(Data records)
###

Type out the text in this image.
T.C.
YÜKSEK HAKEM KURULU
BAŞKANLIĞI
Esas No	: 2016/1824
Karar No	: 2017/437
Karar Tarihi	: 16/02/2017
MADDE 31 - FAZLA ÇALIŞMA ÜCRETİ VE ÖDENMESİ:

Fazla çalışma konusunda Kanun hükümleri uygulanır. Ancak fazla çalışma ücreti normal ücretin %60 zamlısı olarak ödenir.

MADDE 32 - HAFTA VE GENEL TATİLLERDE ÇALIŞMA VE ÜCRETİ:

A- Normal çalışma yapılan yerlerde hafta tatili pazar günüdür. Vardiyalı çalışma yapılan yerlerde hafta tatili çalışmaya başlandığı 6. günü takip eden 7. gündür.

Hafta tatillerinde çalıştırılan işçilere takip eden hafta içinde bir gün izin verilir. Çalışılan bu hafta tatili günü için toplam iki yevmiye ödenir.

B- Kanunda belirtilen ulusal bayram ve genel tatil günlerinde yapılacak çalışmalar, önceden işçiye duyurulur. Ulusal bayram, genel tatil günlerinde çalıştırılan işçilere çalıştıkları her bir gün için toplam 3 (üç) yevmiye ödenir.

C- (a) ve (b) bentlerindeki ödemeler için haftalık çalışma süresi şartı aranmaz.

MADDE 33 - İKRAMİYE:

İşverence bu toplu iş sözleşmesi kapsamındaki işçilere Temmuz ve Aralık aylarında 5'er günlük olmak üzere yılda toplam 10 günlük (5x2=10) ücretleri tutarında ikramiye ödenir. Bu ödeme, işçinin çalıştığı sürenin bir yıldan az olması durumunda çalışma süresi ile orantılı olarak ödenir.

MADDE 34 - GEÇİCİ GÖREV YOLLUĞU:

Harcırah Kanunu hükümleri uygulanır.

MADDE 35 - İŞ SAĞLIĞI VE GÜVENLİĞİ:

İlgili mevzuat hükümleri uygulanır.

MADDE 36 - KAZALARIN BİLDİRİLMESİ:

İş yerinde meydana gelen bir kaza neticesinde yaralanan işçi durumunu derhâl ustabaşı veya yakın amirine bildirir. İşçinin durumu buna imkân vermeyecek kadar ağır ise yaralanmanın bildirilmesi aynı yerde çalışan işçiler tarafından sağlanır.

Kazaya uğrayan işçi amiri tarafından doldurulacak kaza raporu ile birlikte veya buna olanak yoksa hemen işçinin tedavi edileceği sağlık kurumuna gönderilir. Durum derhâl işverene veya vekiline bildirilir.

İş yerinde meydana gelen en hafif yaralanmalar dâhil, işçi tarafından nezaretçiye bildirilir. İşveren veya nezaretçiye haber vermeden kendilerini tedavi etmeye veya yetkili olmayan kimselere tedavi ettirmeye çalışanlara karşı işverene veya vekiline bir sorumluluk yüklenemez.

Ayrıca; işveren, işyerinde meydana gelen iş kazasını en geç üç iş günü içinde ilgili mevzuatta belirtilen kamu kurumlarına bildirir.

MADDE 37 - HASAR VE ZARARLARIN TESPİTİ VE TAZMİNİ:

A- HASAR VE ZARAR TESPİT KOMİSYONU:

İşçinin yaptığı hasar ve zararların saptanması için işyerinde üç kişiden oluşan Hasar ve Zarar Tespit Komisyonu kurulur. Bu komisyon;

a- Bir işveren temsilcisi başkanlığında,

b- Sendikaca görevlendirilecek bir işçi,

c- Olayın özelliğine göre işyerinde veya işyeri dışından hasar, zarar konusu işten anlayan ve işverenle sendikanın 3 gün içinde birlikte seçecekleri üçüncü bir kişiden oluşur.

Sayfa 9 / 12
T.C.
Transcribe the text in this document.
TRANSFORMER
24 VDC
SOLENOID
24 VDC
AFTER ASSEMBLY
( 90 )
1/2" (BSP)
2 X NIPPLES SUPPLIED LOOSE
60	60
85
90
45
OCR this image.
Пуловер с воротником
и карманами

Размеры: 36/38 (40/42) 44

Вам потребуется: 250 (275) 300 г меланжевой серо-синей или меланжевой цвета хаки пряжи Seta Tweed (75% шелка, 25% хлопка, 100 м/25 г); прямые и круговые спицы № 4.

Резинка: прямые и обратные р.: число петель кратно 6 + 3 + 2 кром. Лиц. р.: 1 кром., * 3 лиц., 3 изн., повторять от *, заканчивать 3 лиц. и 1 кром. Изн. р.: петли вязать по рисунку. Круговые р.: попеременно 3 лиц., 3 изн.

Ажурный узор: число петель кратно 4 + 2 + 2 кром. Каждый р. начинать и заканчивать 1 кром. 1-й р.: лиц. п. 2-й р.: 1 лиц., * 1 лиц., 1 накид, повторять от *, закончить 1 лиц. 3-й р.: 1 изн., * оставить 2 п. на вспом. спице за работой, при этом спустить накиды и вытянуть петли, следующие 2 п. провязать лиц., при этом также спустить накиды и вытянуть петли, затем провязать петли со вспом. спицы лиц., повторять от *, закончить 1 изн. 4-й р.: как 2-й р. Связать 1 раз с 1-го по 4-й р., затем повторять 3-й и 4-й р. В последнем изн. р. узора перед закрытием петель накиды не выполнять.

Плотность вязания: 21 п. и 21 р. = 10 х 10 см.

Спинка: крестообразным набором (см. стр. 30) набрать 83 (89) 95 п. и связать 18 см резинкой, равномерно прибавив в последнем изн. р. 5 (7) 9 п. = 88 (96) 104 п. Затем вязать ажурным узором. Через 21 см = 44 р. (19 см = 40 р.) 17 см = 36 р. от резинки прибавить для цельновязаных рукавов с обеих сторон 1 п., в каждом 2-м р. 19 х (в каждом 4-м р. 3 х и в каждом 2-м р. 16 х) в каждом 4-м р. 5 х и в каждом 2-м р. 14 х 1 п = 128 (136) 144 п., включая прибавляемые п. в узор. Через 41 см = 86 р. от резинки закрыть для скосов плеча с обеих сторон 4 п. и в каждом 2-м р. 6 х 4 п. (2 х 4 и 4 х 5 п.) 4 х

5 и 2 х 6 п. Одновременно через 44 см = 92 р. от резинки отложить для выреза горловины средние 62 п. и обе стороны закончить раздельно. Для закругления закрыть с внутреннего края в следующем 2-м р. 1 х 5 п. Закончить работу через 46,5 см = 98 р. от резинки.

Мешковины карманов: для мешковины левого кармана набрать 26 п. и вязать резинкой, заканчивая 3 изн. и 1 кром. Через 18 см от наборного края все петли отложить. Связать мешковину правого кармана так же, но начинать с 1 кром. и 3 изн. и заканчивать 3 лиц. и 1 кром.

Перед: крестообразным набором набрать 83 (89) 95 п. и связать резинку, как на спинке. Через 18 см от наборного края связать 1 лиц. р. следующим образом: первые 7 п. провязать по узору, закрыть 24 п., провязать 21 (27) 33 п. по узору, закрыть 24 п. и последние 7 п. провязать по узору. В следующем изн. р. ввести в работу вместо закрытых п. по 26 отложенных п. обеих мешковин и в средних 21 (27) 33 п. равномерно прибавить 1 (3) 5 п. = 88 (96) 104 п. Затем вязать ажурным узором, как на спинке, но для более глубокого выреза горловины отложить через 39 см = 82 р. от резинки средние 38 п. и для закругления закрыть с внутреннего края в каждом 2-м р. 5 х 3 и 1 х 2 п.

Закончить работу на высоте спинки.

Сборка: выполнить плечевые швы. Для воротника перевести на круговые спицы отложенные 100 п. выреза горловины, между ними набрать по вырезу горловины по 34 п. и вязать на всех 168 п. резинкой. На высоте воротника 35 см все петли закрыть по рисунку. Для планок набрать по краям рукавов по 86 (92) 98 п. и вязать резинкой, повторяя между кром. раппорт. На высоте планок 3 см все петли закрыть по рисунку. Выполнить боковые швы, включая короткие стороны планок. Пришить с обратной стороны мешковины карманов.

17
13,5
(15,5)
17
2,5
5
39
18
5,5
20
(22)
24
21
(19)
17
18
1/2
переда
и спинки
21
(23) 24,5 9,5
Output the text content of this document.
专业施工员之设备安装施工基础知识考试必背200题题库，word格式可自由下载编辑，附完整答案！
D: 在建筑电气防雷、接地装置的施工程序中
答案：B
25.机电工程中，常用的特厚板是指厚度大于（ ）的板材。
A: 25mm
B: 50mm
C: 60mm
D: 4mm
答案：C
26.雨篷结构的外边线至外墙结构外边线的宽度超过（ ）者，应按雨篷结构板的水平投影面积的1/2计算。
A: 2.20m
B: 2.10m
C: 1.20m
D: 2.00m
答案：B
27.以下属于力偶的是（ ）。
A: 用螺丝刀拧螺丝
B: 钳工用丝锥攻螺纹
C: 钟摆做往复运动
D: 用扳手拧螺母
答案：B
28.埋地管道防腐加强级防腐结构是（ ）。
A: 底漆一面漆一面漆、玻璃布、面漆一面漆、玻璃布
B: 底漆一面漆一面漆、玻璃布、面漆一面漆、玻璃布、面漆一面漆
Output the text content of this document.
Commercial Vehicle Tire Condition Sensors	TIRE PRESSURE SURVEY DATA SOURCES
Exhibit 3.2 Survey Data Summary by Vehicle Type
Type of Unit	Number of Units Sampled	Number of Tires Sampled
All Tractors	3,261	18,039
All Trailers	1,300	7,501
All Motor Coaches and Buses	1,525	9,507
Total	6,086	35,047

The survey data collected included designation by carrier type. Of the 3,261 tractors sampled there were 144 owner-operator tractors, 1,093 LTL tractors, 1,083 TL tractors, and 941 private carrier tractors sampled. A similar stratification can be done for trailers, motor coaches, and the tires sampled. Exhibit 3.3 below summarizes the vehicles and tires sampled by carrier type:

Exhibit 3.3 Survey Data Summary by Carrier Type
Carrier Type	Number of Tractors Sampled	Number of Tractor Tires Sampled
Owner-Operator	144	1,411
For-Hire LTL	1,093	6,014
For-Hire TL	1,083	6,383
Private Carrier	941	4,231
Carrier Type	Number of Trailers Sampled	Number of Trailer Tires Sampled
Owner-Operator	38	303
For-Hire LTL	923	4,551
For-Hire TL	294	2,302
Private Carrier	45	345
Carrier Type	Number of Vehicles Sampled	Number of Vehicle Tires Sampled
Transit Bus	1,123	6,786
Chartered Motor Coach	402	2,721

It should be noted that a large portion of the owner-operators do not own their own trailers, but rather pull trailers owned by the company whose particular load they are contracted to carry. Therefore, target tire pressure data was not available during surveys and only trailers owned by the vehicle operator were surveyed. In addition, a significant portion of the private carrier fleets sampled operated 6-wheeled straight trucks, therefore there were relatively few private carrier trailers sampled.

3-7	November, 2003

###

Go over the entries above and say how many lines hold the string "belirtilen", with no other text.

2